Dataset rows |
========

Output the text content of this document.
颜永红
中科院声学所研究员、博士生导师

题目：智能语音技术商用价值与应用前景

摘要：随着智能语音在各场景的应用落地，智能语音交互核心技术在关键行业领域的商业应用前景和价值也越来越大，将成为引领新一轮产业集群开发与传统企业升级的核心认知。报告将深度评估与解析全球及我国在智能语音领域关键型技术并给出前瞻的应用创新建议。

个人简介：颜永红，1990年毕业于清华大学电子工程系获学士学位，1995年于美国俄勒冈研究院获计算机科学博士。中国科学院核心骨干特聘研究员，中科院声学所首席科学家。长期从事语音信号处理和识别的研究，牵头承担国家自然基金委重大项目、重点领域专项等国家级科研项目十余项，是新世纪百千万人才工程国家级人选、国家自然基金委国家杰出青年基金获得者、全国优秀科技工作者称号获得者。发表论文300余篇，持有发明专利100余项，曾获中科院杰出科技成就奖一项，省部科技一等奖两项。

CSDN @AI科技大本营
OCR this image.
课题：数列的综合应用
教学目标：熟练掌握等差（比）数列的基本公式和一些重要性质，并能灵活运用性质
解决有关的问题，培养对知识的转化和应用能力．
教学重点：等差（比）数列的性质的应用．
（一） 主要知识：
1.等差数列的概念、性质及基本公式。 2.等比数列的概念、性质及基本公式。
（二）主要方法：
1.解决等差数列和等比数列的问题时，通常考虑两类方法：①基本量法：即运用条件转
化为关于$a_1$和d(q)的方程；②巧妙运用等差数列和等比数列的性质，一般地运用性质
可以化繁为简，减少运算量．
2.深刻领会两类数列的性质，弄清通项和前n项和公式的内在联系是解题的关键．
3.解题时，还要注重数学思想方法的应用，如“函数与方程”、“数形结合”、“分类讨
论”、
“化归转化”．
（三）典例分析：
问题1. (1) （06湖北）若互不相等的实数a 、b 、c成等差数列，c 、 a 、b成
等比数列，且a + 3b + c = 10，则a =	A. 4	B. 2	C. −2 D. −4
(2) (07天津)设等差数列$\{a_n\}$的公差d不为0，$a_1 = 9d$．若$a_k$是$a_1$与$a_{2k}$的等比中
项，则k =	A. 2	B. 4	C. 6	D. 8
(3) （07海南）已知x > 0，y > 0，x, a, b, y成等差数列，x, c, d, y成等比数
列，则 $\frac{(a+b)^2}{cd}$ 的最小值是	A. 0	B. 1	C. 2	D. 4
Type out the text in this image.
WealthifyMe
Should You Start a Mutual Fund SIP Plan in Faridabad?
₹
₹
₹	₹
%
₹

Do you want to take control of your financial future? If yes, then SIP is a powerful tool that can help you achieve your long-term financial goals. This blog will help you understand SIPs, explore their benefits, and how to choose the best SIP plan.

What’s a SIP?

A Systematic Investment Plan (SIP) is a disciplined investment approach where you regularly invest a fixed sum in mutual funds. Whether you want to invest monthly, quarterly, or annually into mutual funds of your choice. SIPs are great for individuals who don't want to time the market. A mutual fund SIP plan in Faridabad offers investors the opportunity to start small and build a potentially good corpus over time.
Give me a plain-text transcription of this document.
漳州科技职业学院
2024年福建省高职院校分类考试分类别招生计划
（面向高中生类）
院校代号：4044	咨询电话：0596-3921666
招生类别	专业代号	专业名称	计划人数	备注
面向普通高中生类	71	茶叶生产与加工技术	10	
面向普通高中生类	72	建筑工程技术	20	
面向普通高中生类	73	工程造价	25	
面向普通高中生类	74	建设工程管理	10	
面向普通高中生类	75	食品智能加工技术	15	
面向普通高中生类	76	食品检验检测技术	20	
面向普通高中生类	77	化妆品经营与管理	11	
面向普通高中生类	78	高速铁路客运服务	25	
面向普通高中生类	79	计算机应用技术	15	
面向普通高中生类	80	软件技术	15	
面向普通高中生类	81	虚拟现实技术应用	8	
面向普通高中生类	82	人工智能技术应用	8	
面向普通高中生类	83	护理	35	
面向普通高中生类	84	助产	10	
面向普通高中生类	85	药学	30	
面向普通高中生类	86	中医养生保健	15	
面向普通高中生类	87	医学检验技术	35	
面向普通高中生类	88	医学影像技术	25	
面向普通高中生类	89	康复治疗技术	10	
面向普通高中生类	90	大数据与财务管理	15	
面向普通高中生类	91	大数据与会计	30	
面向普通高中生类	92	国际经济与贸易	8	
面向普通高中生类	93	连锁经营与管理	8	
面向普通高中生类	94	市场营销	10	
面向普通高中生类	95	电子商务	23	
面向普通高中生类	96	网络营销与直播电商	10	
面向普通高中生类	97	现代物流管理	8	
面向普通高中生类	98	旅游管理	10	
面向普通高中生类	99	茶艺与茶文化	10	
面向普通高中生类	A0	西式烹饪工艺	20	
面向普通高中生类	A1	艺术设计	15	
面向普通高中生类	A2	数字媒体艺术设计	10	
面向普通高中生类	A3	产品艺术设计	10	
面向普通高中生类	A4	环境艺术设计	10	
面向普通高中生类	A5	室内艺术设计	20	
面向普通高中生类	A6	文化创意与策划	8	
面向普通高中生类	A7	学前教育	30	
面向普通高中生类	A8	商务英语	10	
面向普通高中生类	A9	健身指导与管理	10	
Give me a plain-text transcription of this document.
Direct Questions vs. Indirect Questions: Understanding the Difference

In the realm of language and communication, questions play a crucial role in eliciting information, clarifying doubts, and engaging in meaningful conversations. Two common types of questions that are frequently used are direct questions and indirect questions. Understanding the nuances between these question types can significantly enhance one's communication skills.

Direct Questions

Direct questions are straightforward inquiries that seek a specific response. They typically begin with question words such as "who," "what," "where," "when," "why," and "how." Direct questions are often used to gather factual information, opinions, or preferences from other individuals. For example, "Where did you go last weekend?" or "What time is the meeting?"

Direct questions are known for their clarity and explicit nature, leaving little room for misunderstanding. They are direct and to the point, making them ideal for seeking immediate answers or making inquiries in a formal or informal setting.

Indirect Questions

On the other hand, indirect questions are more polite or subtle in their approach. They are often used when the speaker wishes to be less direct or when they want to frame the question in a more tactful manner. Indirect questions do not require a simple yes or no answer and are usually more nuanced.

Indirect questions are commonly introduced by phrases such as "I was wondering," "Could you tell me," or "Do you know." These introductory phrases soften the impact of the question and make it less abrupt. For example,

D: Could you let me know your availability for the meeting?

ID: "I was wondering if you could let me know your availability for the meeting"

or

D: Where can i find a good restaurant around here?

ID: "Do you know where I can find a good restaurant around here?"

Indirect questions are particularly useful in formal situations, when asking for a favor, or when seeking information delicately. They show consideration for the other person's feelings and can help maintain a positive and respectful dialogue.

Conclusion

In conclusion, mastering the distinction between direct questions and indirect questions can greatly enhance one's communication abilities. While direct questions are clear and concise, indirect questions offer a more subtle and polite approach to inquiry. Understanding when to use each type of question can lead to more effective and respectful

========

Write out all the lines again, exactly as they are.

Reply to the task |
Output the text content of this document.
颜永红
中科院声学所研究员、博士生导师

题目：智能语音技术商用价值与应用前景

摘要：随着智能语音在各场景的应用落地，智能语音交互核心技术在关键行业领域的商业应用前景和价值也越来越大，将成为引领新一轮产业集群开发与传统企业升级的核心认知。报告将深度评估与解析全球及我国在智能语音领域关键型技术并给出前瞻的应用创新建议。

个人简介：颜永红，1990年毕业于清华大学电子工程系获学士学位，1995年于美国俄勒冈研究院获计算机科学博士。中国科学院核心骨干特聘研究员，中科院声学所首席科学家。长期从事语音信号处理和识别的研究，牵头承担国家自然基金委重大项目、重点领域专项等国家级科研项目十余项，是新世纪百千万人才工程国家级人选、国家自然基金委国家杰出青年基金获得者、全国优秀科技工作者称号获得者。发表论文300余篇，持有发明专利100余项，曾获中科院杰出科技成就奖一项，省部科技一等奖两项。

CSDN @AI科技大本营
OCR this image.
课题：数列的综合应用
教学目标：熟练掌握等差（比）数列的基本公式和一些重要性质，并能灵活运用性质
解决有关的问题，培养对知识的转化和应用能力．
教学重点：等差（比）数列的性质的应用．
（一） 主要知识：
1.等差数列的概念、性质及基本公式。 2.等比数列的概念、性质及基本公式。
（二）主要方法：
1.解决等差数列和等比数列的问题时，通常考虑两类方法：①基本量法：即运用条件转
化为关于$a_1$和d(q)的方程；②巧妙运用等差数列和等比数列的性质，一般地运用性质
可以化繁为简，减少运算量．
2.深刻领会两类数列的性质，弄清通项和前n项和公式的内在联系是解题的关键．
3.解题时，还要注重数学思想方法的应用，如“函数与方程”、“数形结合”、“分类讨
论”、
“化归转化”．
（三）典例分析：
问题1. (1) （06湖北）若互不相等的实数a 、b 、c成等差数列，c 、 a 、b成
等比数列，且a + 3b + c = 10，则a =	A. 4	B. 2	C. −2 D. −4
(2) (07天津)设等差数列$\{a_n\}$的公差d不为0，$a_1 = 9d$．若$a_k$是$a_1$与$a_{2k}$的等比中
项，则k =	A. 2	B. 4	C. 6	D. 8
(3) （07海南）已知x > 0，y > 0，x, a, b, y成等差数列，x, c, d, y成等比数
列，则 $\frac{(a+b)^2}{cd}$ 的最小值是	A. 0	B. 1	C. 2	D. 4
Type out the text in this image.
WealthifyMe
Should You Start a Mutual Fund SIP Plan in Faridabad?
₹
₹
₹	₹
%
₹

Do you want to take control of your financial future? If yes, then SIP is a powerful tool that can help you achieve your long-term financial goals. This blog will help you understand SIPs, explore their benefits, and how to choose the best SIP plan.

What’s a SIP?

A Systematic Investment Plan (SIP) is a disciplined investment approach where you regularly invest a fixed sum in mutual funds. Whether you want to invest monthly, quarterly, or annually into mutual funds of your choice. SIPs are great for individuals who don't want to time the market. A mutual fund SIP plan in Faridabad offers investors the opportunity to start small and build a potentially good corpus over time.
Give me a plain-text transcription of this document.
漳州科技职业学院
2024年福建省高职院校分类考试分类别招生计划
（面向高中生类）
院校代号：4044	咨询电话：0596-3921666
招生类别	专业代号	专业名称	计划人数	备注
面向普通高中生类	71	茶叶生产与加工技术	10	
面向普通高中生类	72	建筑工程技术	20	
面向普通高中生类	73	工程造价	25	
面向普通高中生类	74	建设工程管理	10	
面向普通高中生类	75	食品智能加工技术	15	
面向普通高中生类	76	食品检验检测技术	20	
面向普通高中生类	77	化妆品经营与管理	11	
面向普通高中生类	78	高速铁路客运服务	25	
面向普通高中生类	79	计算机应用技术	15	
面向普通高中生类	80	软件技术	15	
面向普通高中生类	81	虚拟现实技术应用	8	
面向普通高中生类	82	人工智能技术应用	8	
面向普通高中生类	83	护理	35	
面向普通高中生类	84	助产	10	
面向普通高中生类	85	药学	30	
面向普通高中生类	86	中医养生保健	15	
面向普通高中生类	87	医学检验技术	35	
面向普通高中生类	88	医学影像技术	25	
面向普通高中生类	89	康复治疗技术	10	
面向普通高中生类	90	大数据与财务管理	15	
面向普通高中生类	91	大数据与会计	30	
面向普通高中生类	92	国际经济与贸易	8	
面向普通高中生类	93	连锁经营与管理	8	
面向普通高中生类	94	市场营销	10	
面向普通高中生类	95	电子商务	23	
面向普通高中生类	96	网络营销与直播电商	10	
面向普通高中生类	97	现代物流管理	8	
面向普通高中生类	98	旅游管理	10	
面向普通高中生类	99	茶艺与茶文化	10	
面向普通高中生类	A0	西式烹饪工艺	20	
面向普通高中生类	A1	艺术设计	15	
面向普通高中生类	A2	数字媒体艺术设计	10	
面向普通高中生类	A3	产品艺术设计	10	
面向普通高中生类	A4	环境艺术设计	10	
面向普通高中生类	A5	室内艺术设计	20	
面向普通高中生类	A6	文化创意与策划	8	
面向普通高中生类	A7	学前教育	30	
面向普通高中生类	A8	商务英语	10	
面向普通高中生类	A9	健身指导与管理	10	
Give me a plain-text transcription of this document.
Direct Questions vs. Indirect Questions: Understanding the Difference

In the realm of language and communication, questions play a crucial role in eliciting information, clarifying doubts, and engaging in meaningful conversations. Two common types of questions that are frequently used are direct questions and indirect questions. Understanding the nuances between these question types can significantly enhance one's communication skills.

Direct Questions

Direct questions are straightforward inquiries that seek a specific response. They typically begin with question words such as "who," "what," "where," "when," "why," and "how." Direct questions are often used to gather factual information, opinions, or preferences from other individuals. For example, "Where did you go last weekend?" or "What time is the meeting?"

Direct questions are known for their clarity and explicit nature, leaving little room for misunderstanding. They are direct and to the point, making them ideal for seeking immediate answers or making inquiries in a formal or informal setting.

Indirect Questions

On the other hand, indirect questions are more polite or subtle in their approach. They are often used when the speaker wishes to be less direct or when they want to frame the question in a more tactful manner. Indirect questions do not require a simple yes or no answer and are usually more nuanced.

Indirect questions are commonly introduced by phrases such as "I was wondering," "Could you tell me," or "Do you know." These introductory phrases soften the impact of the question and make it less abrupt. For example,

D: Could you let me know your availability for the meeting?

ID: "I was wondering if you could let me know your availability for the meeting"

or

D: Where can i find a good restaurant around here?

ID: "Do you know where I can find a good restaurant around here?"

Indirect questions are particularly useful in formal situations, when asking for a favor, or when seeking information delicately. They show consideration for the other person's feelings and can help maintain a positive and respectful dialogue.

Conclusion

In conclusion, mastering the distinction between direct questions and indirect questions can greatly enhance one's communication abilities. While direct questions are clear and concise, indirect questions offer a more subtle and polite approach to inquiry. Understanding when to use each type of question can lead to more effective and respectful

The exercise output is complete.